- **Task to complete**
Copy out every line of the data exactly.

- **Source material**
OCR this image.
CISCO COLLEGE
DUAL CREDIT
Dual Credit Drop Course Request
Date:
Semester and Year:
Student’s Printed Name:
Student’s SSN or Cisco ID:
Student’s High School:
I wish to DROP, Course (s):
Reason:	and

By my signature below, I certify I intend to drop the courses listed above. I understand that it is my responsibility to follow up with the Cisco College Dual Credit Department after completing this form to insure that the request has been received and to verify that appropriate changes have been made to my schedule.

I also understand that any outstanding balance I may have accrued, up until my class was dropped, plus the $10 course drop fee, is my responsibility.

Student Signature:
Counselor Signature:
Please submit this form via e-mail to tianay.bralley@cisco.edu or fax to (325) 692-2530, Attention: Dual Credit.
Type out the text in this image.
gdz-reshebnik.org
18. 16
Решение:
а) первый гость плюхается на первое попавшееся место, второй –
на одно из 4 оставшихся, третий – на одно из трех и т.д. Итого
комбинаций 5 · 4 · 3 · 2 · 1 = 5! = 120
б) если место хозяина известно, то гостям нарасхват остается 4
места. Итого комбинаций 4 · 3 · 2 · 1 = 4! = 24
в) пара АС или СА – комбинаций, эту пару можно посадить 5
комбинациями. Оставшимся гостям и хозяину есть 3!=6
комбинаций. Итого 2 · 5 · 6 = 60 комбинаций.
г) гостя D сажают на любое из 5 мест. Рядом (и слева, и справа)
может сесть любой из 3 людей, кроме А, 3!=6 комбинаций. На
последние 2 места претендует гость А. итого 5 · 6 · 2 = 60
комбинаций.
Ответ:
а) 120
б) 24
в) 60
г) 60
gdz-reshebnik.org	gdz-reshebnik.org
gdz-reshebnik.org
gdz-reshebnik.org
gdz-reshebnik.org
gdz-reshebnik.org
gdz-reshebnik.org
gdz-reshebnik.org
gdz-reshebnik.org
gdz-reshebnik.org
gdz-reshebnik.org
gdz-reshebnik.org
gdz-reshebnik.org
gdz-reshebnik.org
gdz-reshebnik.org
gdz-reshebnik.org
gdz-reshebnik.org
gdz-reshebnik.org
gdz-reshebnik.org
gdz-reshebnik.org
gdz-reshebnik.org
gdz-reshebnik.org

- **Reply**
OCR this image.
CISCO COLLEGE
DUAL CREDIT
Dual Credit Drop Course Request
Date:
Semester and Year:
Student’s Printed Name:
Student’s SSN or Cisco ID:
Student’s High School:
I wish to DROP, Course (s):
Reason:	and

By my signature below, I certify I intend to drop the courses listed above. I understand that it is my responsibility to follow up with the Cisco College Dual Credit Department after completing this form to insure that the request has been received and to verify that appropriate changes have been made to my schedule.

I also understand that any outstanding balance I may have accrued, up until my class was dropped, plus the $10 course drop fee, is my responsibility.

Student Signature:
Counselor Signature:
Please submit this form via e-mail to tianay.bralley@cisco.edu or fax to (325) 692-2530, Attention: Dual Credit.
Type out the text in this image.
gdz-reshebnik.org
18. 16
Решение:
а) первый гость плюхается на первое попавшееся место, второй –
на одно из 4 оставшихся, третий – на одно из трех и т.д. Итого
комбинаций 5 · 4 · 3 · 2 · 1 = 5! = 120
б) если место хозяина известно, то гостям нарасхват остается 4
места. Итого комбинаций 4 · 3 · 2 · 1 = 4! = 24
в) пара АС или СА – комбинаций, эту пару можно посадить 5
комбинациями. Оставшимся гостям и хозяину есть 3!=6
комбинаций. Итого 2 · 5 · 6 = 60 комбинаций.
г) гостя D сажают на любое из 5 мест. Рядом (и слева, и справа)
может сесть любой из 3 людей, кроме А, 3!=6 комбинаций. На
последние 2 места претендует гость А. итого 5 · 6 · 2 = 60
комбинаций.
Ответ:
а) 120
б) 24
в) 60
г) 60
gdz-reshebnik.org	gdz-reshebnik.org
gdz-reshebnik.org
gdz-reshebnik.org
gdz-reshebnik.org
gdz-reshebnik.org
gdz-reshebnik.org
gdz-reshebnik.org
gdz-reshebnik.org
gdz-reshebnik.org
gdz-reshebnik.org
gdz-reshebnik.org
gdz-reshebnik.org
gdz-reshebnik.org
gdz-reshebnik.org
gdz-reshebnik.org
gdz-reshebnik.org
gdz-reshebnik.org
gdz-reshebnik.org
gdz-reshebnik.org
gdz-reshebnik.org
gdz-reshebnik.org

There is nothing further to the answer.